--- begin Information supplied ---

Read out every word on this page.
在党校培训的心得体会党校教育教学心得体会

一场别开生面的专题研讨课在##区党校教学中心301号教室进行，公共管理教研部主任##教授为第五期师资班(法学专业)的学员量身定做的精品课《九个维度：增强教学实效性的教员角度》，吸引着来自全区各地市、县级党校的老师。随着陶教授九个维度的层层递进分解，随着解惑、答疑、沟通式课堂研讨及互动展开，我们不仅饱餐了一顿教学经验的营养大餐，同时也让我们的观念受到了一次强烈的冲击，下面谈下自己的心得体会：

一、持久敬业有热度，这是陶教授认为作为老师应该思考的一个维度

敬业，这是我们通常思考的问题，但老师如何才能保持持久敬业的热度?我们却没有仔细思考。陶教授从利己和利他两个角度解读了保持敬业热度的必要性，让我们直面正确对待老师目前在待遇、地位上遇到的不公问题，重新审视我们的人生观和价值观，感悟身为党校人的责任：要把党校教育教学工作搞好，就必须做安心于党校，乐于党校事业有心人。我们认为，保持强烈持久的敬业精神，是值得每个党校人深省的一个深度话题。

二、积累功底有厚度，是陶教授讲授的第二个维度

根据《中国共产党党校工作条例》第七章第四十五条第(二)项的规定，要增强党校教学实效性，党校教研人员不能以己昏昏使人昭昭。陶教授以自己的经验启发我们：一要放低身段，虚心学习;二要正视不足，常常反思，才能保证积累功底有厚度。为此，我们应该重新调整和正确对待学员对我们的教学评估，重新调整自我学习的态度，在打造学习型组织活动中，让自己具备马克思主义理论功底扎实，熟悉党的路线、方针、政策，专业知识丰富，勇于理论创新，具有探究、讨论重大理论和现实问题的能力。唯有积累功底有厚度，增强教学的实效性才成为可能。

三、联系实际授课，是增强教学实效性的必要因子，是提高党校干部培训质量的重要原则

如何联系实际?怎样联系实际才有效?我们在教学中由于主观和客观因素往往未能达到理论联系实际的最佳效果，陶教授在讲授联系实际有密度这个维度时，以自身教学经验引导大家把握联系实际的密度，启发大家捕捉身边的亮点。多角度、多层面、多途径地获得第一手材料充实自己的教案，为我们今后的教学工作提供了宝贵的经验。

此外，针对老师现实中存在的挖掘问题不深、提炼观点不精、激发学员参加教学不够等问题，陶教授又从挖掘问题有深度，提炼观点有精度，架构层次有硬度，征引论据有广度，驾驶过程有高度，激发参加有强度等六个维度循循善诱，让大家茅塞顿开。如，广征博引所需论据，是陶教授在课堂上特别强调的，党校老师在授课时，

--- end Information supplied ---

Challenge
All of the material above needs to be retyped word for word.

Exercise response
Read out every word on this page.
在党校培训的心得体会党校教育教学心得体会

一场别开生面的专题研讨课在##区党校教学中心301号教室进行，公共管理教研部主任##教授为第五期师资班(法学专业)的学员量身定做的精品课《九个维度：增强教学实效性的教员角度》，吸引着来自全区各地市、县级党校的老师。随着陶教授九个维度的层层递进分解，随着解惑、答疑、沟通式课堂研讨及互动展开，我们不仅饱餐了一顿教学经验的营养大餐，同时也让我们的观念受到了一次强烈的冲击，下面谈下自己的心得体会：

一、持久敬业有热度，这是陶教授认为作为老师应该思考的一个维度

敬业，这是我们通常思考的问题，但老师如何才能保持持久敬业的热度?我们却没有仔细思考。陶教授从利己和利他两个角度解读了保持敬业热度的必要性，让我们直面正确对待老师目前在待遇、地位上遇到的不公问题，重新审视我们的人生观和价值观，感悟身为党校人的责任：要把党校教育教学工作搞好，就必须做安心于党校，乐于党校事业有心人。我们认为，保持强烈持久的敬业精神，是值得每个党校人深省的一个深度话题。

二、积累功底有厚度，是陶教授讲授的第二个维度

根据《中国共产党党校工作条例》第七章第四十五条第(二)项的规定，要增强党校教学实效性，党校教研人员不能以己昏昏使人昭昭。陶教授以自己的经验启发我们：一要放低身段，虚心学习;二要正视不足，常常反思，才能保证积累功底有厚度。为此，我们应该重新调整和正确对待学员对我们的教学评估，重新调整自我学习的态度，在打造学习型组织活动中，让自己具备马克思主义理论功底扎实，熟悉党的路线、方针、政策，专业知识丰富，勇于理论创新，具有探究、讨论重大理论和现实问题的能力。唯有积累功底有厚度，增强教学的实效性才成为可能。

三、联系实际授课，是增强教学实效性的必要因子，是提高党校干部培训质量的重要原则

如何联系实际?怎样联系实际才有效?我们在教学中由于主观和客观因素往往未能达到理论联系实际的最佳效果，陶教授在讲授联系实际有密度这个维度时，以自身教学经验引导大家把握联系实际的密度，启发大家捕捉身边的亮点。多角度、多层面、多途径地获得第一手材料充实自己的教案，为我们今后的教学工作提供了宝贵的经验。

此外，针对老师现实中存在的挖掘问题不深、提炼观点不精、激发学员参加教学不够等问题，陶教授又从挖掘问题有深度，提炼观点有精度，架构层次有硬度，征引论据有广度，驾驶过程有高度，激发参加有强度等六个维度循循善诱，让大家茅塞顿开。如，广征博引所需论据，是陶教授在课堂上特别强调的，党校老师在授课时，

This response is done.